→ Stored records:

-- begin --

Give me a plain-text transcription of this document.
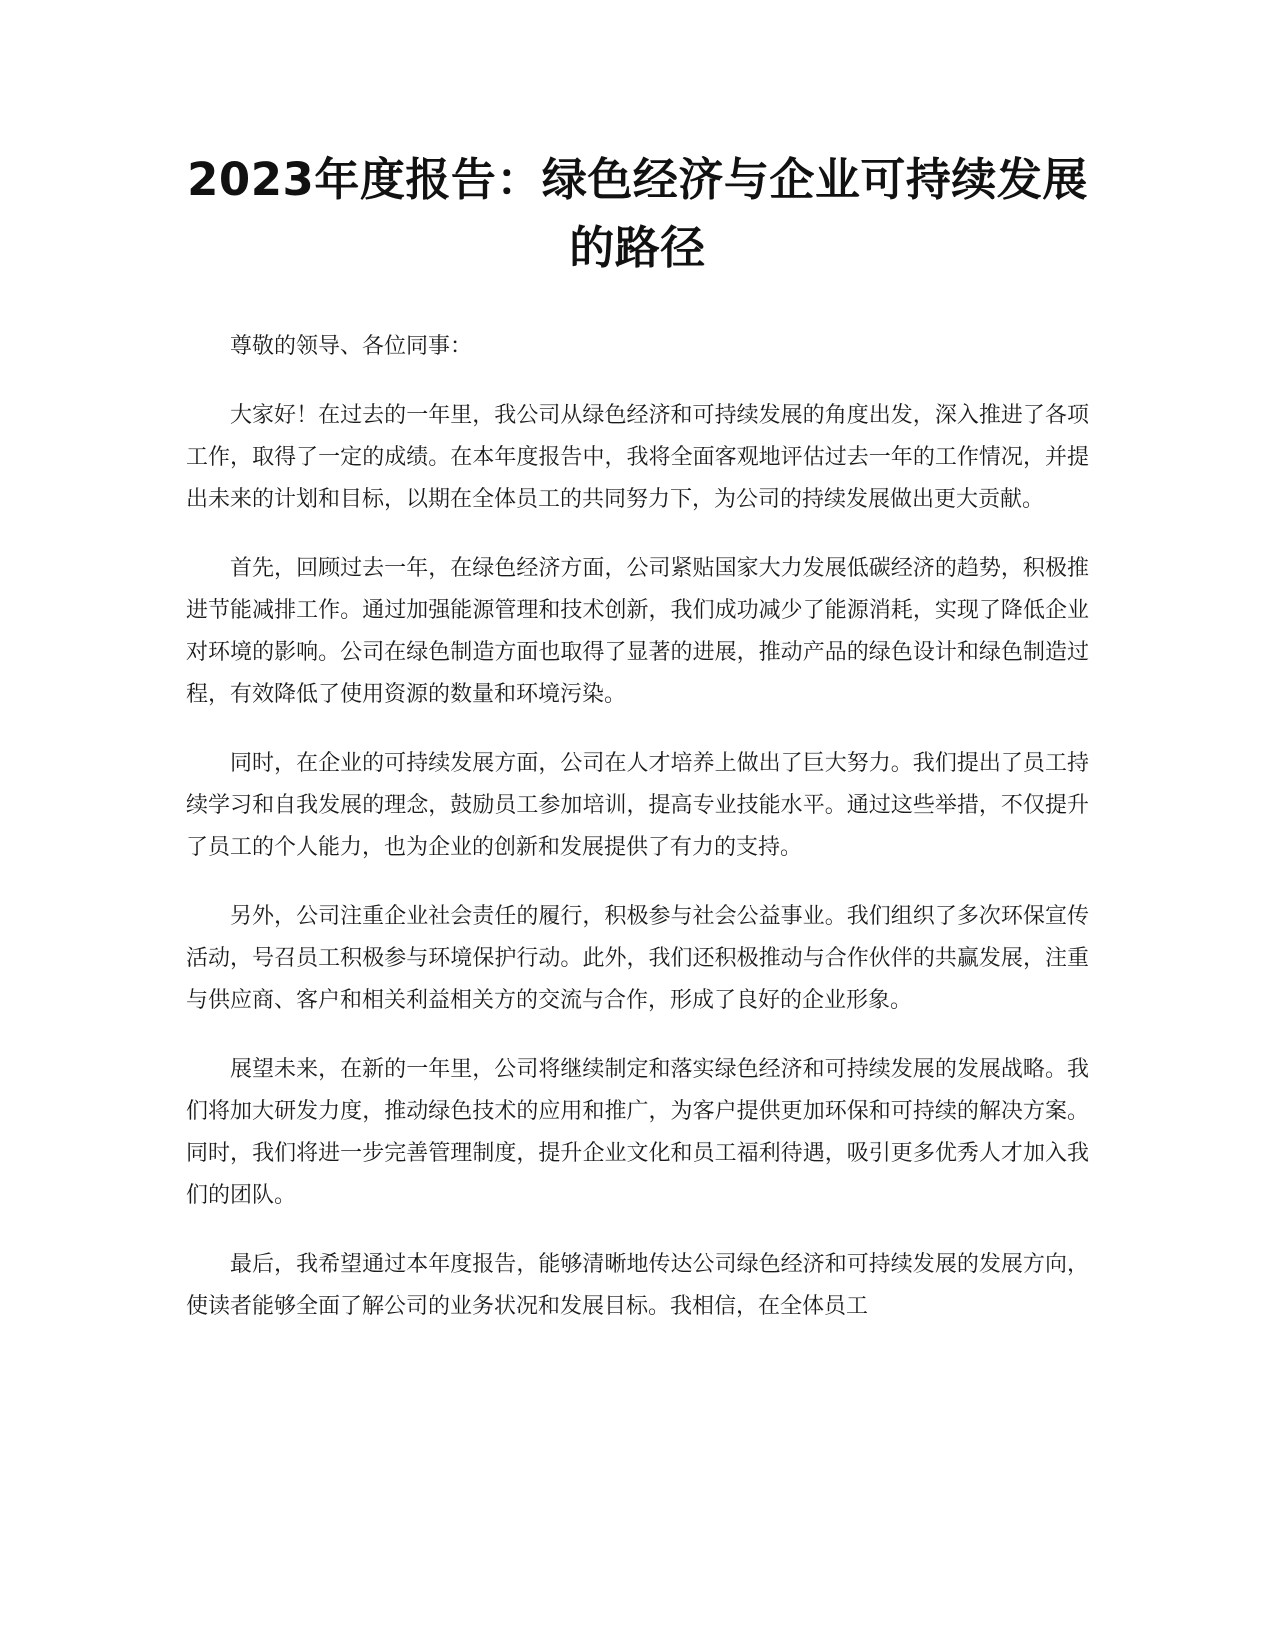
2023年度报告：绿色经济与企业可持续发展的路径

尊敬的领导、各位同事：

大家好！在过去的一年里，我公司从绿色经济和可持续发展的角度出发，深入推进了各项工作，取得了一定的成绩。在本年度报告中，我将全面客观地评估过去一年的工作情况，并提出未来的计划和目标，以期在全体员工的共同努力下，为公司的持续发展做出更大贡献。

首先，回顾过去一年，在绿色经济方面，公司紧贴国家大力发展低碳经济的趋势，积极推进节能减排工作。通过加强能源管理和技术创新，我们成功减少了能源消耗，实现了降低企业对环境的影响。公司在绿色制造方面也取得了显著的进展，推动产品的绿色设计和绿色制造过程，有效降低了使用资源的数量和环境污染。

同时，在企业的可持续发展方面，公司在人才培养上做出了巨大努力。我们提出了员工持续学习和自我发展的理念，鼓励员工参加培训，提高专业技能水平。通过这些举措，不仅提升了员工的个人能力，也为企业的创新和发展提供了有力的支持。

另外，公司注重企业社会责任的履行，积极参与社会公益事业。我们组织了多次环保宣传活动，号召员工积极参与环境保护行动。此外，我们还积极推动与合作伙伴的共赢发展，注重与供应商、客户和相关利益相关方的交流与合作，形成了良好的企业形象。

展望未来，在新的一年里，公司将继续制定和落实绿色经济和可持续发展的发展战略。我们将加大研发力度，推动绿色技术的应用和推广，为客户提供更加环保和可持续的解决方案。同时，我们将进一步完善管理制度，提升企业文化和员工福利待遇，吸引更多优秀人才加入我们的团队。

最后，我希望通过本年度报告，能够清晰地传达公司绿色经济和可持续发展的发展方向，使读者能够全面了解公司的业务状况和发展目标。我相信，在全体员工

-- end --

→ Aim of the task:
Do not copy the pictures, but repeat every line exactly.

→ Output below:
Give me a plain-text transcription of this document.
2023年度报告：绿色经济与企业可持续发展的路径

尊敬的领导、各位同事：

大家好！在过去的一年里，我公司从绿色经济和可持续发展的角度出发，深入推进了各项工作，取得了一定的成绩。在本年度报告中，我将全面客观地评估过去一年的工作情况，并提出未来的计划和目标，以期在全体员工的共同努力下，为公司的持续发展做出更大贡献。

首先，回顾过去一年，在绿色经济方面，公司紧贴国家大力发展低碳经济的趋势，积极推进节能减排工作。通过加强能源管理和技术创新，我们成功减少了能源消耗，实现了降低企业对环境的影响。公司在绿色制造方面也取得了显著的进展，推动产品的绿色设计和绿色制造过程，有效降低了使用资源的数量和环境污染。

同时，在企业的可持续发展方面，公司在人才培养上做出了巨大努力。我们提出了员工持续学习和自我发展的理念，鼓励员工参加培训，提高专业技能水平。通过这些举措，不仅提升了员工的个人能力，也为企业的创新和发展提供了有力的支持。

另外，公司注重企业社会责任的履行，积极参与社会公益事业。我们组织了多次环保宣传活动，号召员工积极参与环境保护行动。此外，我们还积极推动与合作伙伴的共赢发展，注重与供应商、客户和相关利益相关方的交流与合作，形成了良好的企业形象。

展望未来，在新的一年里，公司将继续制定和落实绿色经济和可持续发展的发展战略。我们将加大研发力度，推动绿色技术的应用和推广，为客户提供更加环保和可持续的解决方案。同时，我们将进一步完善管理制度，提升企业文化和员工福利待遇，吸引更多优秀人才加入我们的团队。

最后，我希望通过本年度报告，能够清晰地传达公司绿色经济和可持续发展的发展方向，使读者能够全面了解公司的业务状况和发展目标。我相信，在全体员工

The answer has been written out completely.